* _Written instruction 1_: Decide whether each statement agrees with the InfluxDB talk transcript. Answer yes or no, and quote the deciding words of the transcript. (a) The speaker says a single stock value has little meaning on its own. (b) Metrics are described as time series data that arrive at irregular intervals. (c) Influxdata is named as the creator of InfluxDB.
* _Written instruction 2_: Retype the portion of the InfluxDB talk transcript that opens with the words containing "Please connect with" and closes with "three python client.".
* _Written instruction 3_: Extend the InfluxDB talk transcript past its last sentence, continuing from the point where it stops.

Transcript
This transcript was autogenerated. To make changes, submit a PR.
So welcome everyone. Today we'll be talking about how we can leverage the Apache
flight, Python and influxdB. We'll also talk about
how we can just leverage the influxDB Python v three client and
any aeroflight SQL client as well. So we'll go over all
three. So just a little bit about me for those of you who
don't know what a developer advocate is, a developer advocate is someone who represents
the community to the company and the company to the community. And I do that
through webinars like this, also creating pocs or
demos that showcase code examples of how to use a variety
of technologies together so that you can understand how to
leverage something like influxdB. Yeah,
and I work for Influxdata, and Influxdata is the creator of influxdB.
So if you enjoy any of this content today, or you want to learn more
about Apache Arrow, about the Apache ecosystem in general,
about influxdB, or perhaps have access
to any questions about time series or data
science in the time series space, I encourage you to reach out on LinkedIn.
Please connect with me there. I'd love to learn about what you're doing
and any questions that you have. But for today's agenda,
we're going to start with a quick introduction to influxdB and time series.
Because influxdb is a time series database and you can't understand what influxdB
is without understanding what time series data is.
Then I'm going to talk about InfluxdB's commitment to the open data architecture,
along with the FDAP stack or the
Aeroflight data fusion, Apache Arrow and Parquet
data Stack. And then I'll talk about leveraging the aeroflight
client and the influxdb v three python client.
And then last but not least, I'll share some projects that leveraging
all of these tools. So let's get right into it.
Let's talk about the introduction to influxDB and time series data.
So time series data is any data
that really has a timestamp associated with it. So the earliest or most
simple example is probably stock market data.
And the unique thing about time series data is that the single value of
it is not really that interesting. So single stock value, for example,
doesn't have a lot of meaning. But what's really important is the
trend of the stock over time. And that's what's really interesting, because that
tells us whether or not we should be buying or selling based on a particular
trend. And so this is true for time series data, any time
series data, which is that the sequence of data points that are
usually consisting of successive measurements from a
data source over time is what really defines
it. And this is true whether or not we're looking at SoC
data, or we're looking at industrial IoT data or application
monitoring data. And so that's time series data.
And when we think of time series data, we really think of it existing within
two categories. So, the first is metrics. And metrics are time
series data that are predictable, and they occur at the same time interval.
So, if we were monitoring, let's say, a machine on
some plant floor, maybe we're
looking at the vibration reading per second from an accelerator,
let's say, and we're pulling that at a regular interval.

* _Data shown_:
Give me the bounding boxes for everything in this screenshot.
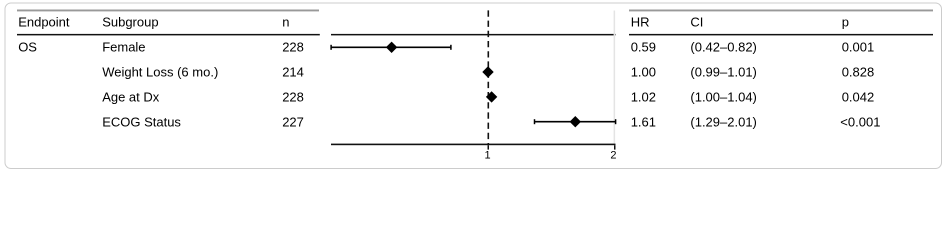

* _Response 1_:
(a) Yes: "So single stock value, for example, doesn't have a lot of meaning."
(b) No: "metrics are time series data that are predictable, and they occur at the same time interval."
(c) Yes: "Influxdata is the creator of influxdB."

* _Response 2_:
Please connect with me there. I'd love to learn about what you're doing
and any questions that you have. But for today's agenda,
we're going to start with a quick introduction to influxdB and time series.
Because influxdb is a time series database and you can't understand what influxdB
is without understanding what time series data is.
Then I'm going to talk about InfluxdB's commitment to the open data architecture,
along with the FDAP stack or the
Aeroflight data fusion, Apache Arrow and Parquet
data Stack. And then I'll talk about leveraging the aeroflight
client and the influxdb v three python client.

* _Response 3_:
So that would be a metric. But you can have event data too,
as a type of time series data. And events are unpredictable,
so we can't derive when an event will occur, but we
can still store events, and we can also,
through aggregation, convert any event data into a
metric. So, for example, we could count the number of events
that occur per day. Maybe event in this machine
use case is when we have some sort of machine fault,
and we can record how many faults happen per day. And then this
way, we're converting our event data into a metric
where we're getting a count on a regular
basis. So what is a time series
database? Well, time series database has four components,
or really pillars that comprise it. The first is that it
must be able to handle time series data,
maybe, pretty obviously. So, every data point in a time series database
is associated with a timestamp. And you should be able to query
this data in a time ordered fashion, because, as we mentioned,
time series data is really meaningless unless it's in that time ordered fashion.
Additionally, it has really high throughput. High, excuse me, really high
write throughput. So, in mace cases,
we're talking about really high volumes of batch data or real time streams
from multiple endpoints. So we could think of like thousands
of sensors that are writing pressure,
concentration, temperature,
light, et cetera data. Or we might even be thinking about
potentially also just one sensor, or a
few sensors that have really high throughput. Like when we think about
an industrial vibration sensor.
That type of sensor is typically writing around 10,000
points per second.
Another kind of pillar of time series data is that we
need to be able to handle really efficient queries over time ranges,
and we also need to be able to perform aggregation over time.
Things like averages, sum min, max, with a
variety of different granularities, whether that's seconds, minutes,
hours, days, or nanoseconds. And then last but
not least, your time series database should be both scalable
and performant. So you need to be able
to design something and scale it horizontally in order to handle
the increased load that is often associated or
often across distributed clusters of machines,
and also to be able to handle the really high write
throughput of and query requirements of
the time series use cases, which really are often
really high dimensionality and high volume use cases.
So let's talk about influxdb specifically. So influxdb
three and influxdb in general is a time series database
platform, and it is built
on Apache Arrow,
arrow, flight data fusion, and parquet. And I'll talk
in detail about what all these are. But one thing that is at our
core is that we believe in open architecture and open data format,
and we believe that these technologies really enable this.
But before I go into those technologies, I just wanted to also highlight some of
our customers, just to give some context around how influxDB is used.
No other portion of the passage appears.